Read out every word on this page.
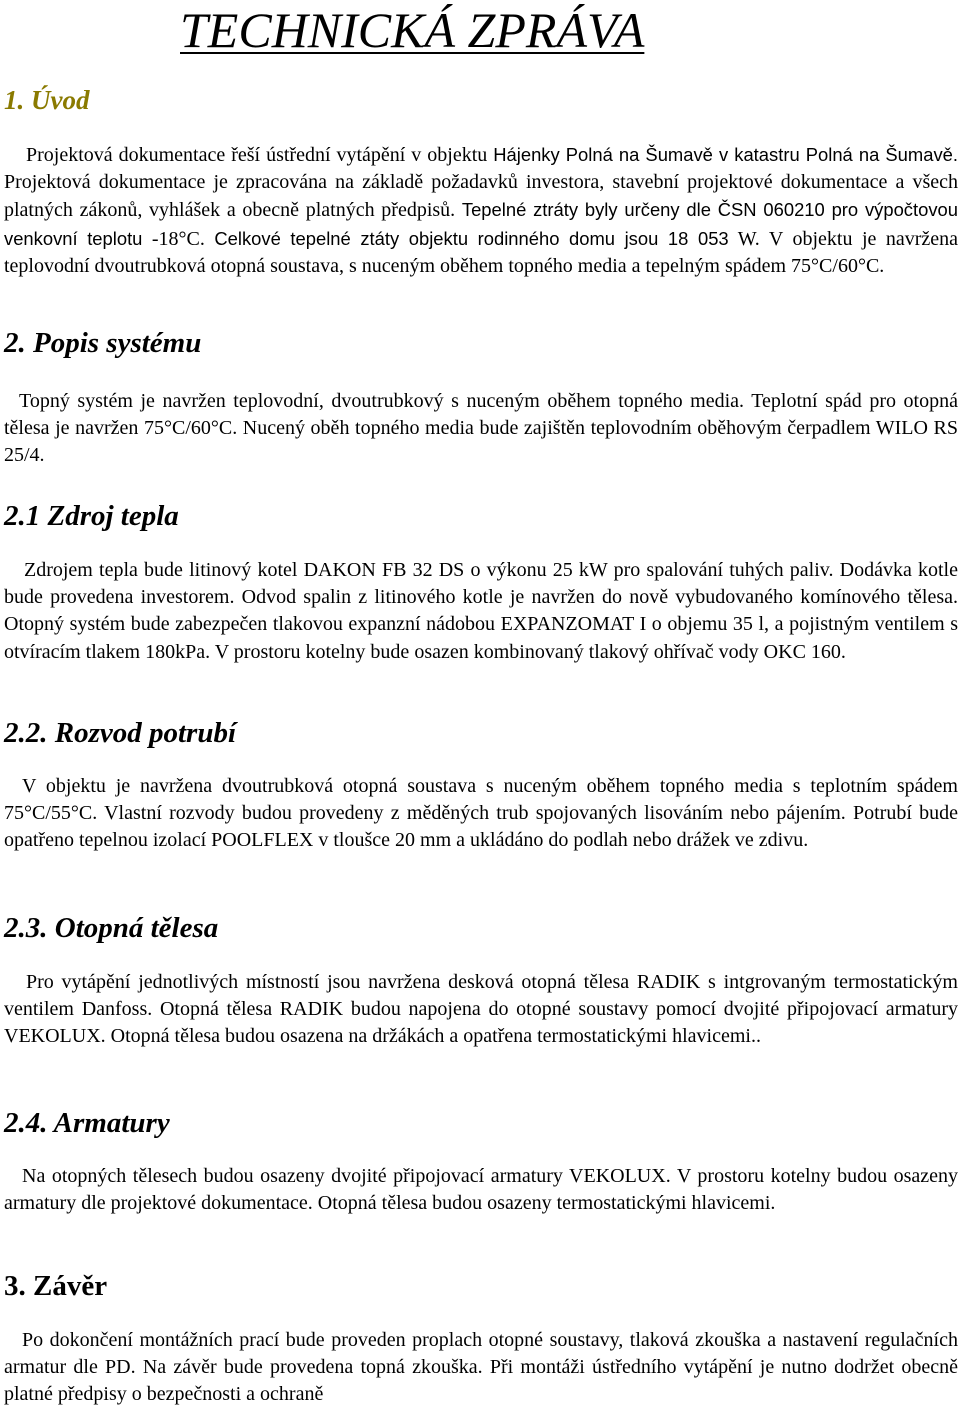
TECHNICKÁ ZPRÁVA
1. Úvod

Projektová dokumentace řeší ústřední vytápění v objektu Hájenky Polná na Šumavě v katastru Polná na Šumavě. Projektová dokumentace je zpracována na základě požadavků investora, stavební projektové dokumentace a všech platných zákonů, vyhlášek a obecně platných předpisů. Tepelné ztráty byly určeny dle ČSN 060210 pro výpočtovou venkovní teplotu -18°C. Celkové tepelné ztáty objektu rodinného domu jsou 18 053 W. V objektu je navržena teplovodní dvoutrubková otopná soustava, s nuceným oběhem topného media a tepelným spádem 75°C/60°C.

2. Popis systému

Topný systém je navržen teplovodní, dvoutrubkový s nuceným oběhem topného media. Teplotní spád pro otopná tělesa je navržen 75°C/60°C. Nucený oběh topného media bude zajištěn teplovodním oběhovým čerpadlem WILO RS 25/4.

2.1 Zdroj tepla

Zdrojem tepla bude litinový kotel DAKON FB 32 DS o výkonu 25 kW pro spalování tuhých paliv. Dodávka kotle bude provedena investorem. Odvod spalin z litinového kotle je navržen do nově vybudovaného komínového tělesa. Otopný systém bude zabezpečen tlakovou expanzní nádobou EXPANZOMAT I o objemu 35 l, a pojistným ventilem s otvíracím tlakem 180kPa. V prostoru kotelny bude osazen kombinovaný tlakový ohřívač vody OKC 160.

2.2. Rozvod potrubí

V objektu je navržena dvoutrubková otopná soustava s nuceným oběhem topného media s teplotním spádem 75°C/55°C. Vlastní rozvody budou provedeny z měděných trub spojovaných lisováním nebo pájením. Potrubí bude opatřeno tepelnou izolací POOLFLEX v tloušce 20 mm a ukládáno do podlah nebo drážek ve zdivu.

2.3. Otopná tělesa

Pro vytápění jednotlivých místností jsou navržena desková otopná tělesa RADIK s intgrovaným termostatickým ventilem Danfoss. Otopná tělesa RADIK budou napojena do otopné soustavy pomocí dvojité připojovací armatury VEKOLUX. Otopná tělesa budou osazena na držákách a opatřena termostatickými hlavicemi..

2.4. Armatury

Na otopných tělesech budou osazeny dvojité připojovací armatury VEKOLUX. V prostoru kotelny budou osazeny armatury dle projektové dokumentace. Otopná tělesa budou osazeny termostatickými hlavicemi.

3. Závěr

Po dokončení montážních prací bude proveden proplach otopné soustavy, tlaková zkouška a nastavení regulačních armatur dle PD. Na závěr bude provedena topná zkouška. Při montáži ústředního vytápění je nutno dodržet obecně platné předpisy o bezpečnosti a ochraně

Directions ▸
Extract each line holding the word "termostatickými" from the records.

Final result ▸
Pro vytápění jednotlivých místností jsou navržena desková otopná tělesa RADIK s intgrovaným termostatickým ventilem Danfoss. Otopná tělesa RADIK budou napojena do otopné soustavy pomocí dvojité připojovací armatury VEKOLUX. Otopná tělesa budou osazena na držákách a opatřena termostatickými hlavicemi..
Na otopných tělesech budou osazeny dvojité připojovací armatury VEKOLUX. V prostoru kotelny budou osazeny armatury dle projektové dokumentace. Otopná tělesa budou osazeny termostatickými hlavicemi.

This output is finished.